*SUPPLIED INFORMATION:*
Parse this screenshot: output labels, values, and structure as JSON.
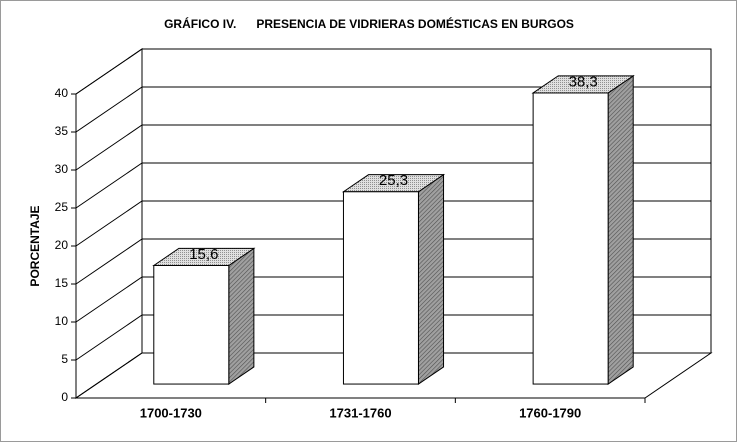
{
  "chart_data": {
    "type": "bar3d",
    "title": "GRÁFICO IV.      PRESENCIA DE VIDRIERAS DOMÉSTICAS EN BURGOS",
    "y_label": "PORCENTAJE",
    "categories": [
      "1700-1730",
      "1731-1760",
      "1760-1790"
    ],
    "values": [
      15.6,
      25.3,
      38.3
    ],
    "value_labels": [
      "15,6",
      "25,3",
      "38,3"
    ],
    "color": "#ffffff",
    "ylim": [
      0,
      40
    ],
    "yticks": [
      0,
      5,
      10,
      15,
      20,
      25,
      30,
      35,
      40
    ],
    "grid": true
  }
}
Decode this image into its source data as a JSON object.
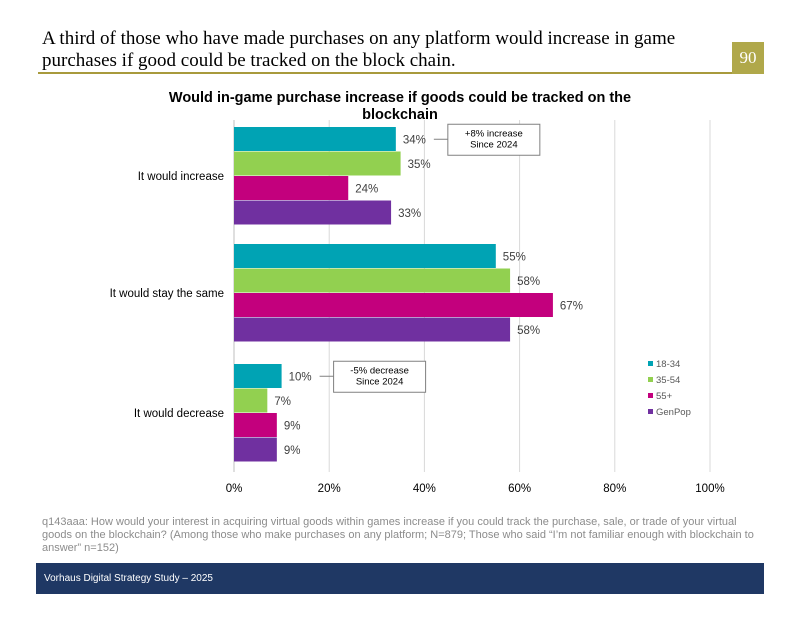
{
  "slide": {
    "title": "A third of those who have made purchases on any platform would increase in game purchases if good could be tracked on the block chain.",
    "page_number": "90"
  },
  "chart_data": {
    "type": "bar",
    "orientation": "horizontal",
    "title_lines": [
      "Would in-game purchase increase if goods could be tracked on the",
      "blockchain"
    ],
    "categories": [
      "It would increase",
      "It would stay the same",
      "It would decrease"
    ],
    "series": [
      {
        "name": "18-34",
        "color": "#00a3b4",
        "values": [
          34,
          55,
          10
        ]
      },
      {
        "name": "35-54",
        "color": "#92d050",
        "values": [
          35,
          58,
          7
        ]
      },
      {
        "name": "55+",
        "color": "#c3007d",
        "values": [
          24,
          67,
          9
        ]
      },
      {
        "name": "GenPop",
        "color": "#7030a0",
        "values": [
          33,
          58,
          9
        ]
      }
    ],
    "value_suffix": "%",
    "xlim": [
      0,
      100
    ],
    "xticks": [
      0,
      20,
      40,
      60,
      80,
      100
    ],
    "tick_labels": [
      "0%",
      "20%",
      "40%",
      "60%",
      "80%",
      "100%"
    ],
    "grid": true,
    "legend_position": "right",
    "annotations": [
      {
        "category_index": 0,
        "series_index": 0,
        "lines": [
          "+8% increase",
          "Since 2024"
        ]
      },
      {
        "category_index": 2,
        "series_index": 0,
        "lines": [
          "-5% decrease",
          "Since 2024"
        ]
      }
    ]
  },
  "note": "q143aaa: How would your interest in acquiring virtual goods within games increase if you could track the purchase, sale, or trade of your virtual goods on the blockchain? (Among those who make purchases on any platform; N=879; Those who said “I’m not familiar enough with blockchain to answer” n=152)",
  "footer": {
    "text": "Vorhaus Digital Strategy Study – 2025"
  }
}
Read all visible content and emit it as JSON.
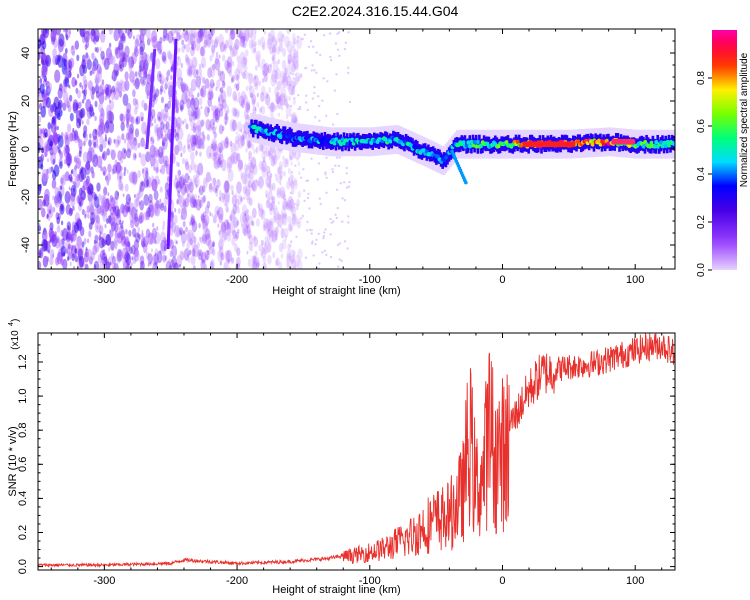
{
  "title": "C2E2.2024.316.15.44.G04",
  "chart_data": [
    {
      "type": "heatmap",
      "title": "C2E2.2024.316.15.44.G04",
      "xlabel": "Height of straight line (km)",
      "ylabel": "Frequency (Hz)",
      "xlim": [
        -350,
        130
      ],
      "ylim": [
        -50,
        50
      ],
      "xticks": [
        -300,
        -200,
        -100,
        0,
        100
      ],
      "xtick_labels": [
        "-300",
        "-200",
        "-100",
        "0",
        "100"
      ],
      "yticks": [
        -40,
        -20,
        0,
        20,
        40
      ],
      "ytick_labels": [
        "-40",
        "-20",
        "0",
        "20",
        "40"
      ],
      "colorbar": {
        "label": "Normalized spectral amplitude",
        "range": [
          0,
          1
        ],
        "ticks": [
          0.0,
          0.2,
          0.4,
          0.6,
          0.8
        ],
        "tick_labels": [
          "0.0",
          "0.2",
          "0.4",
          "0.6",
          "0.8"
        ],
        "colors": [
          "#ffffff",
          "#8b00ff",
          "#0000ff",
          "#00ffff",
          "#00ff00",
          "#ffff00",
          "#ff0000",
          "#ff00aa"
        ]
      },
      "ridge": {
        "description_points_x": [
          -190,
          -160,
          -130,
          -100,
          -80,
          -60,
          -45,
          -35,
          -20,
          0,
          20,
          50,
          80,
          100,
          130
        ],
        "description_points_f": [
          9,
          5,
          3,
          3,
          4,
          -1,
          -5,
          2,
          2,
          2,
          2,
          2,
          3,
          2,
          2
        ],
        "amplitudes": [
          0.5,
          0.4,
          0.45,
          0.5,
          0.5,
          0.45,
          0.45,
          0.5,
          0.55,
          0.6,
          0.9,
          0.95,
          0.9,
          0.6,
          0.55
        ]
      },
      "noise_region_x": [
        -350,
        -160
      ]
    },
    {
      "type": "line",
      "xlabel": "Height of straight line (km)",
      "ylabel": "SNR (10 * v/v)",
      "multiplier": "(x10",
      "multiplier_exp": "4",
      "multiplier_close": ")",
      "xlim": [
        -350,
        130
      ],
      "ylim": [
        -0.02,
        1.37
      ],
      "xticks": [
        -300,
        -200,
        -100,
        0,
        100
      ],
      "xtick_labels": [
        "-300",
        "-200",
        "-100",
        "0",
        "100"
      ],
      "yticks": [
        0.0,
        0.2,
        0.4,
        0.6,
        0.8,
        1.0,
        1.2
      ],
      "ytick_labels": [
        "0.0",
        "0.2",
        "0.4",
        "0.6",
        "0.8",
        "1.0",
        "1.2"
      ],
      "line_color": "#e8302c",
      "series": [
        {
          "name": "SNR",
          "x": [
            -350,
            -300,
            -250,
            -240,
            -200,
            -160,
            -130,
            -110,
            -90,
            -70,
            -55,
            -40,
            -30,
            -25,
            -20,
            -15,
            -10,
            -5,
            0,
            10,
            20,
            30,
            50,
            70,
            90,
            110,
            120,
            130
          ],
          "values": [
            0.01,
            0.01,
            0.02,
            0.04,
            0.02,
            0.03,
            0.05,
            0.08,
            0.12,
            0.2,
            0.3,
            0.35,
            0.5,
            0.9,
            0.55,
            0.6,
            0.95,
            0.75,
            0.78,
            0.9,
            1.05,
            1.15,
            1.18,
            1.2,
            1.25,
            1.3,
            1.31,
            1.26
          ]
        }
      ]
    }
  ]
}
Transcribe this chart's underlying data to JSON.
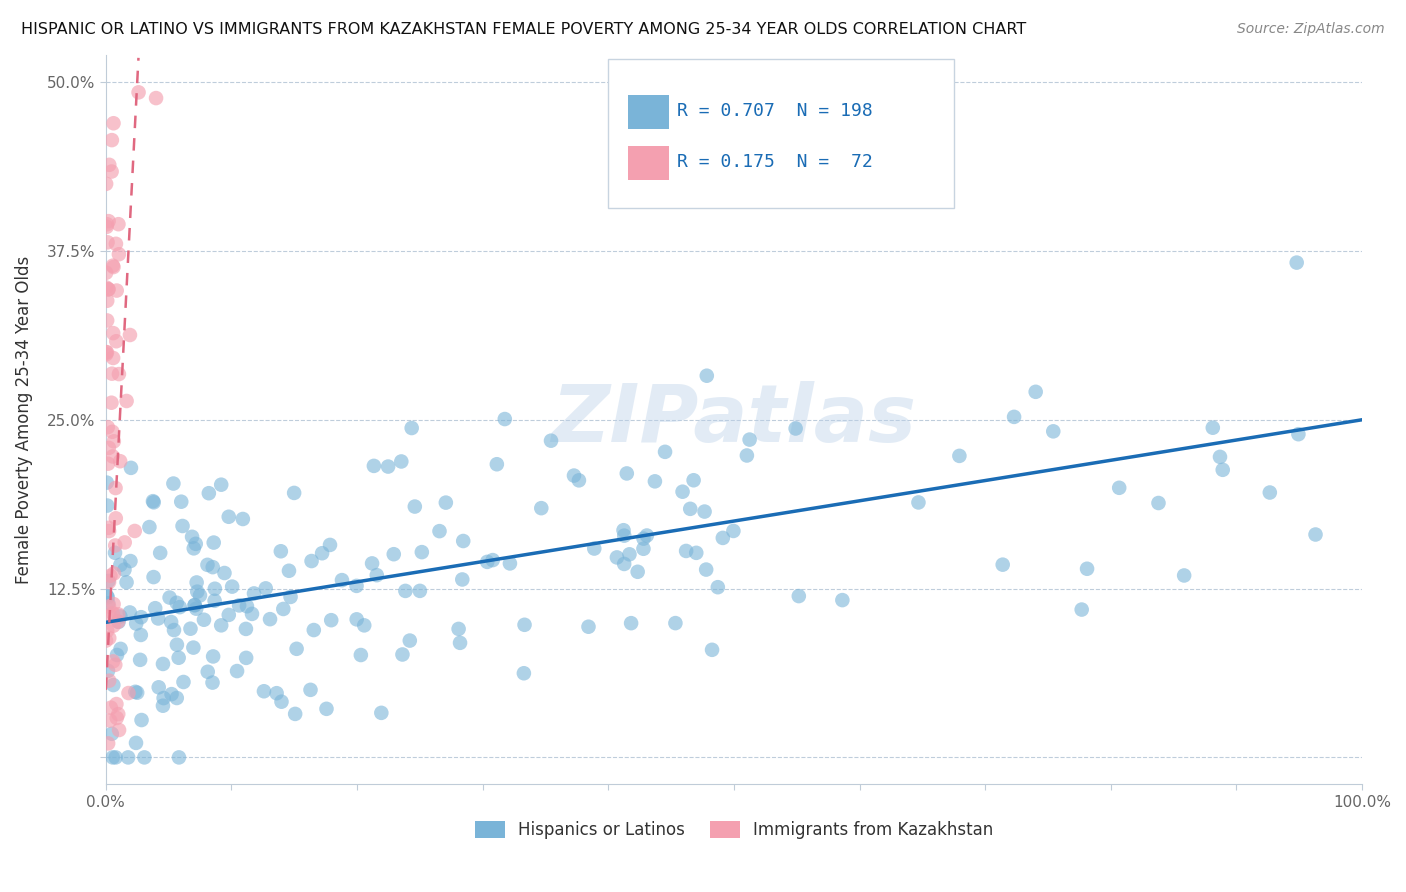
{
  "title": "HISPANIC OR LATINO VS IMMIGRANTS FROM KAZAKHSTAN FEMALE POVERTY AMONG 25-34 YEAR OLDS CORRELATION CHART",
  "source": "Source: ZipAtlas.com",
  "ylabel": "Female Poverty Among 25-34 Year Olds",
  "xlim": [
    0,
    1.0
  ],
  "ylim": [
    -0.02,
    0.52
  ],
  "xticks": [
    0.0,
    0.1,
    0.2,
    0.3,
    0.4,
    0.5,
    0.6,
    0.7,
    0.8,
    0.9,
    1.0
  ],
  "xticklabels": [
    "0.0%",
    "",
    "",
    "",
    "",
    "",
    "",
    "",
    "",
    "",
    "100.0%"
  ],
  "yticks": [
    0.0,
    0.125,
    0.25,
    0.375,
    0.5
  ],
  "yticklabels": [
    "",
    "12.5%",
    "25.0%",
    "37.5%",
    "50.0%"
  ],
  "blue_color": "#7ab4d8",
  "pink_color": "#f4a0b0",
  "blue_line_color": "#1a6cb5",
  "pink_line_color": "#e06880",
  "R_blue": 0.707,
  "N_blue": 198,
  "R_pink": 0.175,
  "N_pink": 72,
  "legend_labels": [
    "Hispanics or Latinos",
    "Immigrants from Kazakhstan"
  ],
  "watermark": "ZIPatlas",
  "background_color": "#ffffff"
}
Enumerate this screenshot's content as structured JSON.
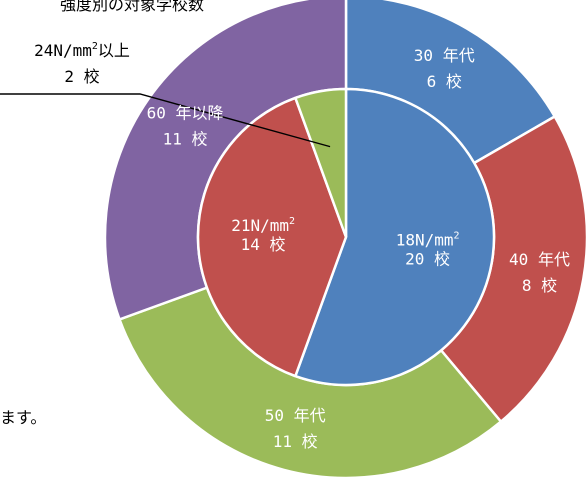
{
  "page_text": {
    "top": "強度別の対象学校数",
    "left": "ます。"
  },
  "chart_data": {
    "type": "pie",
    "subtype": "double-donut",
    "title": "",
    "outer_ring": {
      "slices": [
        {
          "label": "30 年代",
          "value_label": "6 校",
          "value": 6,
          "color": "#4f81bd"
        },
        {
          "label": "40 年代",
          "value_label": "8 校",
          "value": 8,
          "color": "#c0504d"
        },
        {
          "label": "50 年代",
          "value_label": "11 校",
          "value": 11,
          "color": "#9bbb59"
        },
        {
          "label": "60 年以降",
          "value_label": "11 校",
          "value": 11,
          "color": "#8064a2"
        }
      ]
    },
    "inner_ring": {
      "slices": [
        {
          "label": "18N/mm",
          "sup": "2",
          "value_label": "20 校",
          "value": 20,
          "color": "#4f81bd"
        },
        {
          "label": "21N/mm",
          "sup": "2",
          "value_label": "14 校",
          "value": 14,
          "color": "#c0504d"
        },
        {
          "label": "24N/mm",
          "sup": "2",
          "label_suffix": "以上",
          "value_label": "2 校",
          "value": 2,
          "color": "#9bbb59",
          "callout": true
        }
      ]
    }
  }
}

*WHAT YOU HAVE TO DO:*
Identify which lines contain the word "ylabel" and copy each one.

*ANSWER TO THIS PROBLEM:*
      "ylabel": "Frequency (Hz)",
      "ylabel": "SNR (10 * v/v)",
  "ylabel": "Female Poverty Among 25-34 Year Olds",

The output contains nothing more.